Stored records:
* start *
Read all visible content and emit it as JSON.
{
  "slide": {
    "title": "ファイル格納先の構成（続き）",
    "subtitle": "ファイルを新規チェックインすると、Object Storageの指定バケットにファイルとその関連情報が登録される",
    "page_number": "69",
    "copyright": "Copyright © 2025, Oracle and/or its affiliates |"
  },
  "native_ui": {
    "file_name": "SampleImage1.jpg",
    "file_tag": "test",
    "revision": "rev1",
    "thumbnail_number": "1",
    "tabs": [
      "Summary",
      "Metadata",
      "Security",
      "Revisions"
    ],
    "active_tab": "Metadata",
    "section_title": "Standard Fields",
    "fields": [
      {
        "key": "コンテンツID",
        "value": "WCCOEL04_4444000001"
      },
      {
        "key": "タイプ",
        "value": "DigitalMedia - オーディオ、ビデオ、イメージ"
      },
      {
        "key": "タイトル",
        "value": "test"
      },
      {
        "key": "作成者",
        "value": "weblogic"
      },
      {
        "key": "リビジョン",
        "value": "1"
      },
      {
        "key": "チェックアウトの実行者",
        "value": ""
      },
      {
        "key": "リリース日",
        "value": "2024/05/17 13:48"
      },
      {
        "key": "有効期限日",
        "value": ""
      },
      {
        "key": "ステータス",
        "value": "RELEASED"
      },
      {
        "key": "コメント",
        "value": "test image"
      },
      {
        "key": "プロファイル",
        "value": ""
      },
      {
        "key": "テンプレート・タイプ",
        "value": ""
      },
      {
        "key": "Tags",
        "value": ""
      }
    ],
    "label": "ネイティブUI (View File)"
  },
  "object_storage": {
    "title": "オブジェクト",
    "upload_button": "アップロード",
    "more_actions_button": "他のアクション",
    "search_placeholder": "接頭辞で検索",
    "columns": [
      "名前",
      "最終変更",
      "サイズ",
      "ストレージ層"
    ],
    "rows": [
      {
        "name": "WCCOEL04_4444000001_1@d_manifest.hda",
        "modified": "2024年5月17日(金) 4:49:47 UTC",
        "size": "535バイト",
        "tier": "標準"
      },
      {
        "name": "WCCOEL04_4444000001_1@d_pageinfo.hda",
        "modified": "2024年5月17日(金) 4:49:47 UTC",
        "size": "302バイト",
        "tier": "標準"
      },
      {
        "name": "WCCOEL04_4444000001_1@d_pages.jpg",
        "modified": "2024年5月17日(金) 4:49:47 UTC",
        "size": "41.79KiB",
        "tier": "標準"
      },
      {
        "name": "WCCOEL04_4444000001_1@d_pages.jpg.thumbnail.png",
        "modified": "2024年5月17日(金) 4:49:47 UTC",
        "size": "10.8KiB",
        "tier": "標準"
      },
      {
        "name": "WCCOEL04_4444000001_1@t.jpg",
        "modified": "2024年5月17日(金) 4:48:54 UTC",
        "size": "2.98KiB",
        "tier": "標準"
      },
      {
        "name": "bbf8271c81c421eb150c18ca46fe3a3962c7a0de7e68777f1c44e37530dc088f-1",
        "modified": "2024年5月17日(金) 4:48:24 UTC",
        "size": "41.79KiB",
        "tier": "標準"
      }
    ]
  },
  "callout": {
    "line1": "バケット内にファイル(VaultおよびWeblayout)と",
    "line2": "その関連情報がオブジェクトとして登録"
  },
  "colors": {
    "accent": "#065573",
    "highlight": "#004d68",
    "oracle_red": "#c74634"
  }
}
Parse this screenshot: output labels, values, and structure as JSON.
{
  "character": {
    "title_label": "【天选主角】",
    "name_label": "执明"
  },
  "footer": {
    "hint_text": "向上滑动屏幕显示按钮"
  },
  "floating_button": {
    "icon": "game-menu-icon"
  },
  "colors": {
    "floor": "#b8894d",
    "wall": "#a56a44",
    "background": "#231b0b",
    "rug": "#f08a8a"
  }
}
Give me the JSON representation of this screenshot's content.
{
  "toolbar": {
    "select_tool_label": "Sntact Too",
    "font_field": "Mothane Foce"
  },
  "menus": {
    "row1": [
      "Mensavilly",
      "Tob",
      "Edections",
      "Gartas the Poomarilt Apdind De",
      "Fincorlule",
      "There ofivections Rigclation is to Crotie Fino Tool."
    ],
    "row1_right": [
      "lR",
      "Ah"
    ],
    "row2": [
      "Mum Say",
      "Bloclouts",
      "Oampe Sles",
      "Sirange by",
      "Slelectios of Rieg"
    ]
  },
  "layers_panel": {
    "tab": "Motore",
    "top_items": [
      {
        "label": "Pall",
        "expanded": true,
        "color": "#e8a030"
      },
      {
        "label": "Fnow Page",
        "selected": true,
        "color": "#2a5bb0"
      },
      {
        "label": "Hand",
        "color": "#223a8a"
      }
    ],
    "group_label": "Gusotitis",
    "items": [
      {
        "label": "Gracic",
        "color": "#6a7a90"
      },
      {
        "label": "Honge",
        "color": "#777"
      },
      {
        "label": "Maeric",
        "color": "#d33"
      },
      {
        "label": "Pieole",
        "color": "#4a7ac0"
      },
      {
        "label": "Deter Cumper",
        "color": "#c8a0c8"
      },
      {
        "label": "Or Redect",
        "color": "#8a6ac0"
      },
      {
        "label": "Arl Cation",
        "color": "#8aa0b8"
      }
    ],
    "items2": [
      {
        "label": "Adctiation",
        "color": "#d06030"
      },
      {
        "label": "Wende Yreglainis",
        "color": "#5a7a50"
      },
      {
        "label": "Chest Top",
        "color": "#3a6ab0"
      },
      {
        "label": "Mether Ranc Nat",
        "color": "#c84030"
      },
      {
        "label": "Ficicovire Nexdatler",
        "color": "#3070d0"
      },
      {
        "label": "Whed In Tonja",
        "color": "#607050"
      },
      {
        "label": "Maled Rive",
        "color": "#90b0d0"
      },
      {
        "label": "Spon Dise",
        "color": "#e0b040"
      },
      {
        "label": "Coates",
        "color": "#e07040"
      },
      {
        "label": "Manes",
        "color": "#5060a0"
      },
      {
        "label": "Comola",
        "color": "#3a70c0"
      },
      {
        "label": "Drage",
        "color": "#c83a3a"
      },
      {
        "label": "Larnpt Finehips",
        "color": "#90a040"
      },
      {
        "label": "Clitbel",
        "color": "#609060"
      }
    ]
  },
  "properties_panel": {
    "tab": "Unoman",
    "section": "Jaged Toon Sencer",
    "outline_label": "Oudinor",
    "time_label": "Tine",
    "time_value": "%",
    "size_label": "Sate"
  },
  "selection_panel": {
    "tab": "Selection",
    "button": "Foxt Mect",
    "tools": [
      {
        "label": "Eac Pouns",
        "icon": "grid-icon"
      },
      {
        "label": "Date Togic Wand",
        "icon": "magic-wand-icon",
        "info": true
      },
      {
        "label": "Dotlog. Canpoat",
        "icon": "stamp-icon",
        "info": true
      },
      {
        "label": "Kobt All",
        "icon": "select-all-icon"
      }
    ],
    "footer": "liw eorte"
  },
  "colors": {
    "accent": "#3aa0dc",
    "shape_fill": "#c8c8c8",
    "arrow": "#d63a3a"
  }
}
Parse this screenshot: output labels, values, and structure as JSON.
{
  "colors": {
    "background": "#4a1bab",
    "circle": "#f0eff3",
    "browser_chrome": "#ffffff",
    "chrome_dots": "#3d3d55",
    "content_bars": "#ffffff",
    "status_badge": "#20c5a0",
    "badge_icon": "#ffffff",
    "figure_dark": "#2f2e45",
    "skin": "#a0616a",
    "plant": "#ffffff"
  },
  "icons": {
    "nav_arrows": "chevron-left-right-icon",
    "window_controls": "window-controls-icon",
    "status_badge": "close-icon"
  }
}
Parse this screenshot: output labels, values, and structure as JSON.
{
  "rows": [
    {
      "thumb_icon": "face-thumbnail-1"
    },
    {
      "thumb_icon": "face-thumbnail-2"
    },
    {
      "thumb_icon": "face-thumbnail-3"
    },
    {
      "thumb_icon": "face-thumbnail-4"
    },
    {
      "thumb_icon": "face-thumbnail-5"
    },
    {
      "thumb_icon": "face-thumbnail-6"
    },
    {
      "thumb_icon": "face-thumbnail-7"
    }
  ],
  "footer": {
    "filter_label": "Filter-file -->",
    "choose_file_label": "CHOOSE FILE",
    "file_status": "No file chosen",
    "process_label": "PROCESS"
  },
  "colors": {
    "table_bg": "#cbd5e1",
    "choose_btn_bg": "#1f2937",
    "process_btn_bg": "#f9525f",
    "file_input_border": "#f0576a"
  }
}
* end *
What to work on
Copy out each line of the data where the string "true" appears.

Expected output
        "expanded": true,
        "selected": true,
        "info": true
        "info": true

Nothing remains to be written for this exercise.